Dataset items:
★ ★ ★ ★ ★ ★ ★

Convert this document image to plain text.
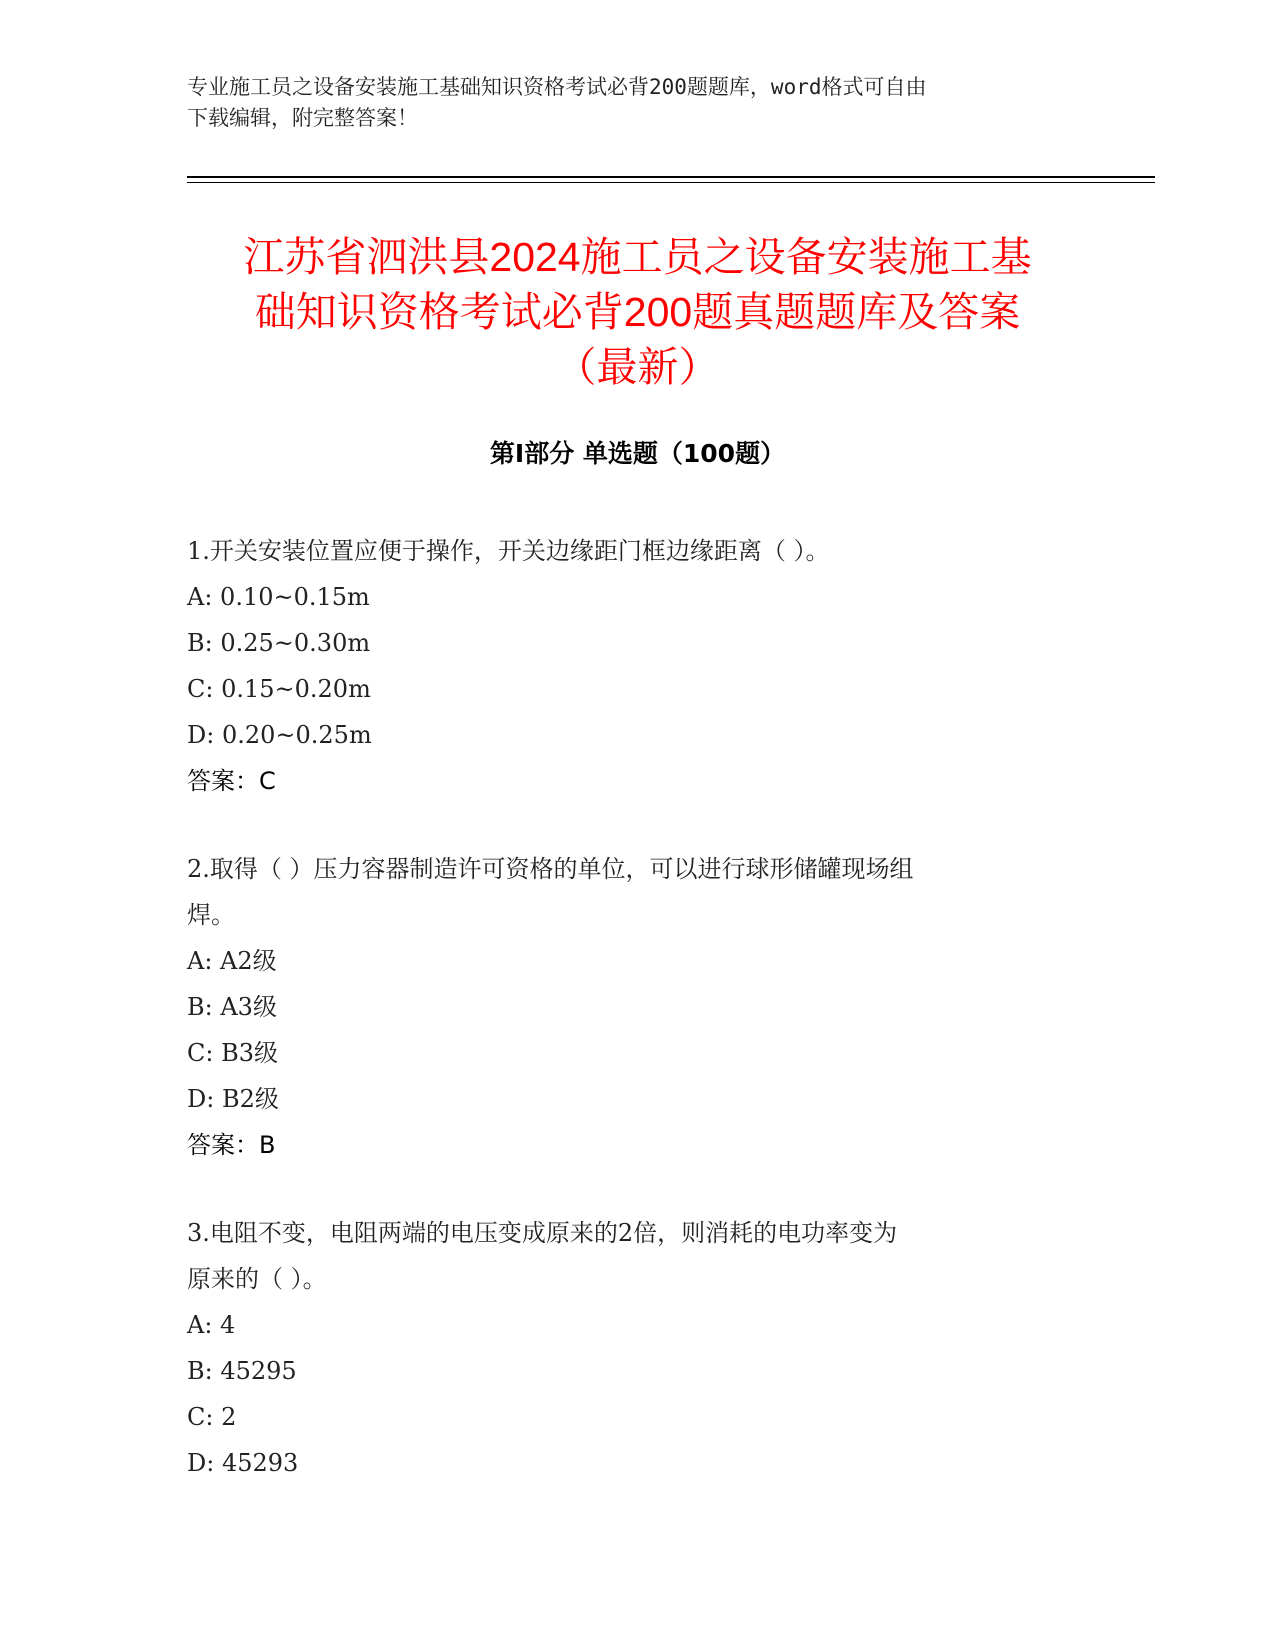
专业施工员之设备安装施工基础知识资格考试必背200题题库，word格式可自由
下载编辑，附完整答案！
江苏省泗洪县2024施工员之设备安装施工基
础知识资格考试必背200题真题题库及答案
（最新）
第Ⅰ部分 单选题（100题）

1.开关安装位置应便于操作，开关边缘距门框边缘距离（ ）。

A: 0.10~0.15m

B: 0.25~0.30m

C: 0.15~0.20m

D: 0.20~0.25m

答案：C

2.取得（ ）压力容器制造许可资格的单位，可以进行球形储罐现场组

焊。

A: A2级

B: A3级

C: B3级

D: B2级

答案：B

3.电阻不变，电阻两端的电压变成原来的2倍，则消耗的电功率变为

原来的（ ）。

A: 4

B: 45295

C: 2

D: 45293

★ ★ ★ ★ ★ ★ ★

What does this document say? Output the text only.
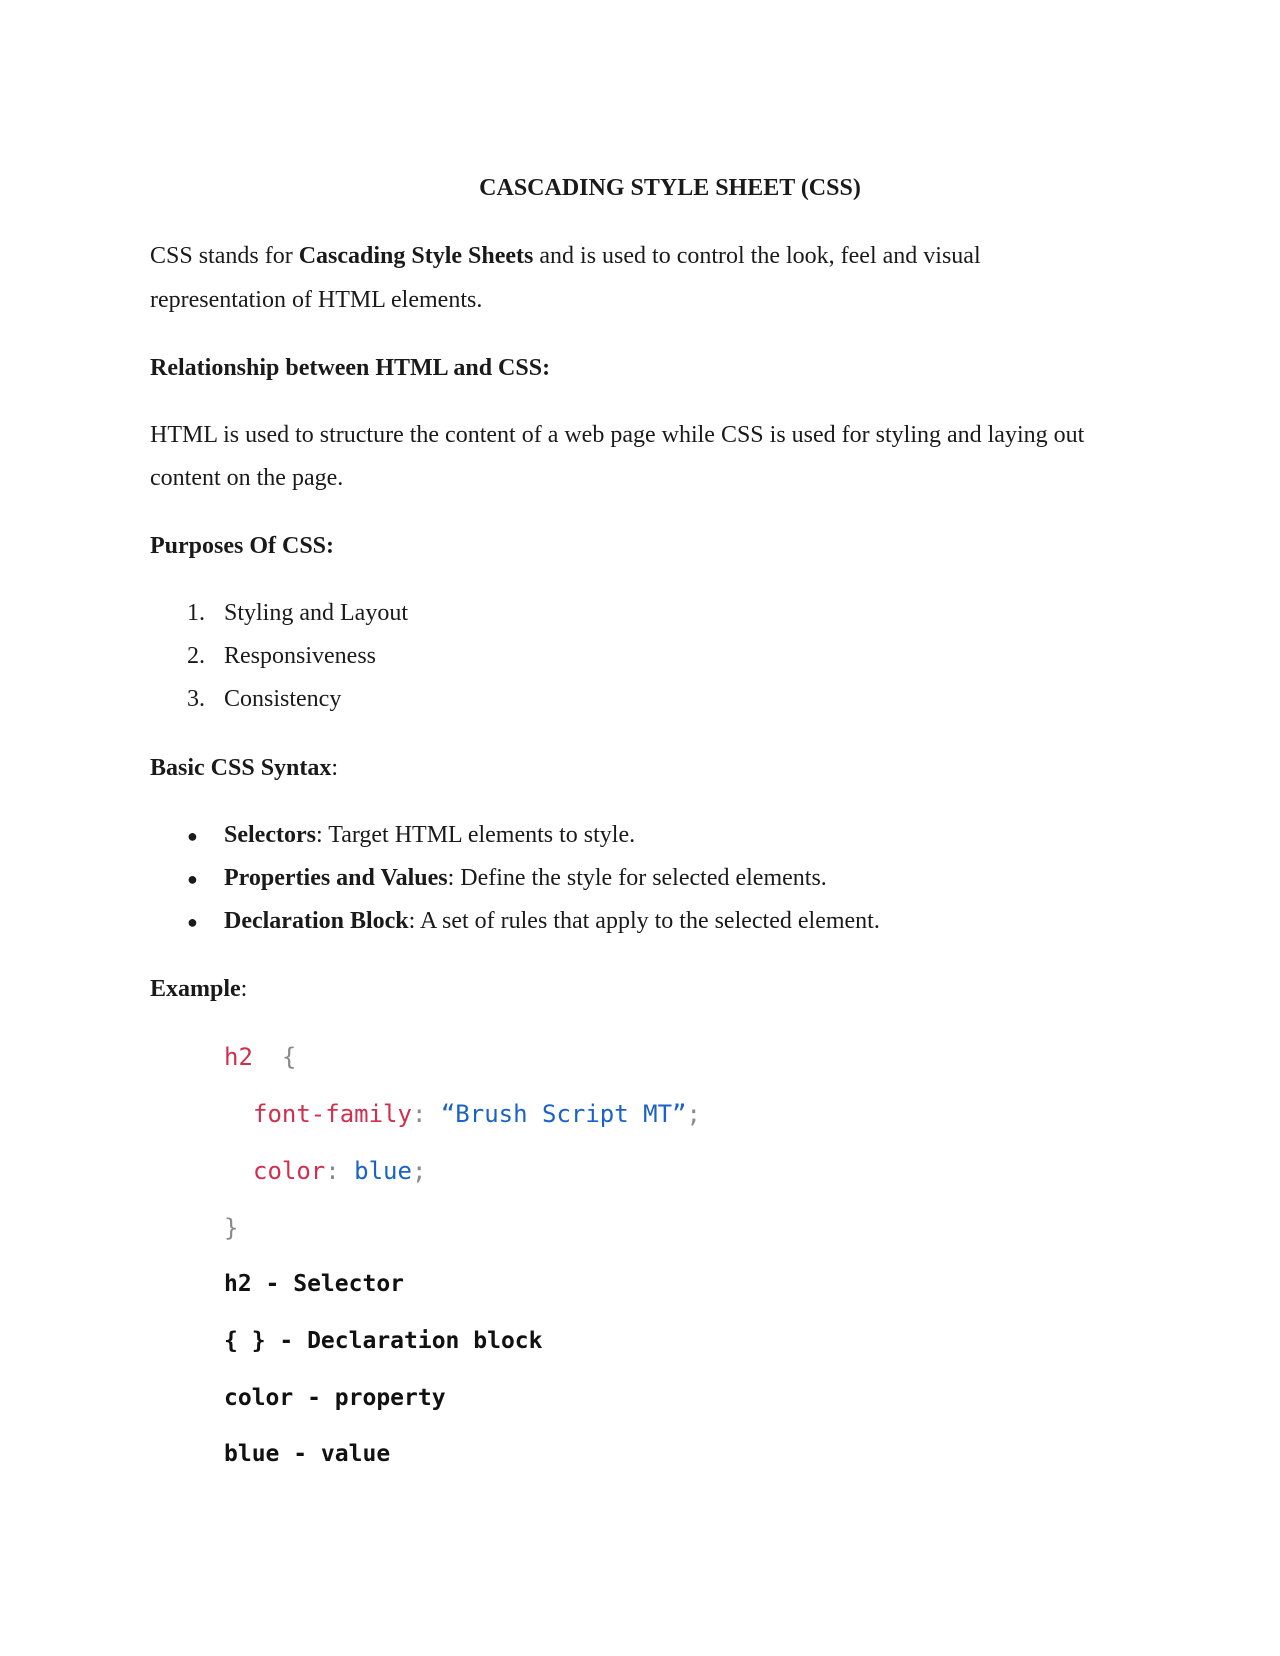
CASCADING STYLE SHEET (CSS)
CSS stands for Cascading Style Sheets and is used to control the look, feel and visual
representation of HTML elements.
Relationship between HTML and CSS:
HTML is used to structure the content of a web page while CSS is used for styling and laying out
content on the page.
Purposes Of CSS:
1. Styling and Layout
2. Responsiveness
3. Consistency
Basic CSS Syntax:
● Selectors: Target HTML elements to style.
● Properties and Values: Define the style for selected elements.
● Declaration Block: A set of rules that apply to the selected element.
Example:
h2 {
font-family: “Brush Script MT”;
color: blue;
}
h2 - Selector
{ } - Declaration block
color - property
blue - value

★ ★ ★ ★ ★ ★ ★

• Aim of the task: Copy all lines from the material that hold "HTML".

• Expected answer:
representation of HTML elements.
Relationship between HTML and CSS:
HTML is used to structure the content of a web page while CSS is used for styling and laying out
● Selectors: Target HTML elements to style.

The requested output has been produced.